## [MATERIAL SUPPLIED]

— Start —

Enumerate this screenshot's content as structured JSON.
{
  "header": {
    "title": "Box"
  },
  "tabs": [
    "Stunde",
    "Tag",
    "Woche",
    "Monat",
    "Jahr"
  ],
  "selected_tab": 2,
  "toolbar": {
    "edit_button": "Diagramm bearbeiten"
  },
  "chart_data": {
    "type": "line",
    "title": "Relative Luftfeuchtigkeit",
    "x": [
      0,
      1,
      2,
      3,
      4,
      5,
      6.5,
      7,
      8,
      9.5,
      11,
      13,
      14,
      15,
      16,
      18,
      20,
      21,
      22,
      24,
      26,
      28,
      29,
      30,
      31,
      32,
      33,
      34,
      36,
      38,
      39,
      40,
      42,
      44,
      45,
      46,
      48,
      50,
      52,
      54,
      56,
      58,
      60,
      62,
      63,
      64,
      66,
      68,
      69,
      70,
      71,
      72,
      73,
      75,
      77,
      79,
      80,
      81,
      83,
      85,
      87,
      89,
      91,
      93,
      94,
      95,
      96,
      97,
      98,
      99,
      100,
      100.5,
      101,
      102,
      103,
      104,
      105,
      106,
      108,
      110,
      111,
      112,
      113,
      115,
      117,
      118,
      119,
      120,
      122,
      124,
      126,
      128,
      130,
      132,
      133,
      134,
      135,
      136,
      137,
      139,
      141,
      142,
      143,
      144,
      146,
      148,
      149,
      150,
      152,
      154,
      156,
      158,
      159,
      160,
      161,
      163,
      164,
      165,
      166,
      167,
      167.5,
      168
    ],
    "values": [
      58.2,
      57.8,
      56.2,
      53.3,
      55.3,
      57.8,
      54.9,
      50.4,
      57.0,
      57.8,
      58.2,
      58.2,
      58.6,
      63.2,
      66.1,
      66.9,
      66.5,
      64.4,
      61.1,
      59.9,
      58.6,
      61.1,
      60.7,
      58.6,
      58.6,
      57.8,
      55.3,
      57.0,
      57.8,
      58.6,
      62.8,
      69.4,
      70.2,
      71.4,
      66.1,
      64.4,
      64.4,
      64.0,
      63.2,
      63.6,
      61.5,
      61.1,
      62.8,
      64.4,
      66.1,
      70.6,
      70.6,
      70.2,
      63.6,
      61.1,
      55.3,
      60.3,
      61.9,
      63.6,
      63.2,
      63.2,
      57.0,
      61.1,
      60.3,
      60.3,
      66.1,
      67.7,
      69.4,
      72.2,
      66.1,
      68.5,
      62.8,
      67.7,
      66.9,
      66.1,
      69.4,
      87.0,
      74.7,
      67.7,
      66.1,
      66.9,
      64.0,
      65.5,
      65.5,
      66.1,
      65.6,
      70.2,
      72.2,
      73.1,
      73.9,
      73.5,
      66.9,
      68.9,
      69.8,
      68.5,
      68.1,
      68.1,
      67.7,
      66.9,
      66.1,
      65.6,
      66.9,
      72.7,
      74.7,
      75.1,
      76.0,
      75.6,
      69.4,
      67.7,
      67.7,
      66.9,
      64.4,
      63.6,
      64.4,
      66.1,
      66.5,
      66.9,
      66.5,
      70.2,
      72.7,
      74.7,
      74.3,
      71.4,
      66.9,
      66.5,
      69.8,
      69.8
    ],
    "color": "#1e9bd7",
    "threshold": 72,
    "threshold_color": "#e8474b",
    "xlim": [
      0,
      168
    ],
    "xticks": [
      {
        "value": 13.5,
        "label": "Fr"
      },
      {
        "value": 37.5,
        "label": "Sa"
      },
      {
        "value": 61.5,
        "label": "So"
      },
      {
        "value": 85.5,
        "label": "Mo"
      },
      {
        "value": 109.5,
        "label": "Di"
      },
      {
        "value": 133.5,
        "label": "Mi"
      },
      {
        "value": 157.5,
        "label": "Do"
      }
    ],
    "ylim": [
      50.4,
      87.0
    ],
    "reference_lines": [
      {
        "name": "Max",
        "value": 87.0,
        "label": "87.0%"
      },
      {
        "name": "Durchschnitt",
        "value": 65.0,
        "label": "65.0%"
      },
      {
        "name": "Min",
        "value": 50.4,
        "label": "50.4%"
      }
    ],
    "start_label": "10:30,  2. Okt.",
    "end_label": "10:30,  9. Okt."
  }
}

— End —

## [GIVEN PROBLEM]
Set down the listing in full, keeping every word exactly as it is.

## [THE REPLY]
Enumerate this screenshot's content as structured JSON.
{
  "header": {
    "title": "Box"
  },
  "tabs": [
    "Stunde",
    "Tag",
    "Woche",
    "Monat",
    "Jahr"
  ],
  "selected_tab": 2,
  "toolbar": {
    "edit_button": "Diagramm bearbeiten"
  },
  "chart_data": {
    "type": "line",
    "title": "Relative Luftfeuchtigkeit",
    "x": [
      0,
      1,
      2,
      3,
      4,
      5,
      6.5,
      7,
      8,
      9.5,
      11,
      13,
      14,
      15,
      16,
      18,
      20,
      21,
      22,
      24,
      26,
      28,
      29,
      30,
      31,
      32,
      33,
      34,
      36,
      38,
      39,
      40,
      42,
      44,
      45,
      46,
      48,
      50,
      52,
      54,
      56,
      58,
      60,
      62,
      63,
      64,
      66,
      68,
      69,
      70,
      71,
      72,
      73,
      75,
      77,
      79,
      80,
      81,
      83,
      85,
      87,
      89,
      91,
      93,
      94,
      95,
      96,
      97,
      98,
      99,
      100,
      100.5,
      101,
      102,
      103,
      104,
      105,
      106,
      108,
      110,
      111,
      112,
      113,
      115,
      117,
      118,
      119,
      120,
      122,
      124,
      126,
      128,
      130,
      132,
      133,
      134,
      135,
      136,
      137,
      139,
      141,
      142,
      143,
      144,
      146,
      148,
      149,
      150,
      152,
      154,
      156,
      158,
      159,
      160,
      161,
      163,
      164,
      165,
      166,
      167,
      167.5,
      168
    ],
    "values": [
      58.2,
      57.8,
      56.2,
      53.3,
      55.3,
      57.8,
      54.9,
      50.4,
      57.0,
      57.8,
      58.2,
      58.2,
      58.6,
      63.2,
      66.1,
      66.9,
      66.5,
      64.4,
      61.1,
      59.9,
      58.6,
      61.1,
      60.7,
      58.6,
      58.6,
      57.8,
      55.3,
      57.0,
      57.8,
      58.6,
      62.8,
      69.4,
      70.2,
      71.4,
      66.1,
      64.4,
      64.4,
      64.0,
      63.2,
      63.6,
      61.5,
      61.1,
      62.8,
      64.4,
      66.1,
      70.6,
      70.6,
      70.2,
      63.6,
      61.1,
      55.3,
      60.3,
      61.9,
      63.6,
      63.2,
      63.2,
      57.0,
      61.1,
      60.3,
      60.3,
      66.1,
      67.7,
      69.4,
      72.2,
      66.1,
      68.5,
      62.8,
      67.7,
      66.9,
      66.1,
      69.4,
      87.0,
      74.7,
      67.7,
      66.1,
      66.9,
      64.0,
      65.5,
      65.5,
      66.1,
      65.6,
      70.2,
      72.2,
      73.1,
      73.9,
      73.5,
      66.9,
      68.9,
      69.8,
      68.5,
      68.1,
      68.1,
      67.7,
      66.9,
      66.1,
      65.6,
      66.9,
      72.7,
      74.7,
      75.1,
      76.0,
      75.6,
      69.4,
      67.7,
      67.7,
      66.9,
      64.4,
      63.6,
      64.4,
      66.1,
      66.5,
      66.9,
      66.5,
      70.2,
      72.7,
      74.7,
      74.3,
      71.4,
      66.9,
      66.5,
      69.8,
      69.8
    ],
    "color": "#1e9bd7",
    "threshold": 72,
    "threshold_color": "#e8474b",
    "xlim": [
      0,
      168
    ],
    "xticks": [
      {
        "value": 13.5,
        "label": "Fr"
      },
      {
        "value": 37.5,
        "label": "Sa"
      },
      {
        "value": 61.5,
        "label": "So"
      },
      {
        "value": 85.5,
        "label": "Mo"
      },
      {
        "value": 109.5,
        "label": "Di"
      },
      {
        "value": 133.5,
        "label": "Mi"
      },
      {
        "value": 157.5,
        "label": "Do"
      }
    ],
    "ylim": [
      50.4,
      87.0
    ],
    "reference_lines": [
      {
        "name": "Max",
        "value": 87.0,
        "label": "87.0%"
      },
      {
        "name": "Durchschnitt",
        "value": 65.0,
        "label": "65.0%"
      },
      {
        "name": "Min",
        "value": 50.4,
        "label": "50.4%"
      }
    ],
    "start_label": "10:30,  2. Okt.",
    "end_label": "10:30,  9. Okt."
  }
}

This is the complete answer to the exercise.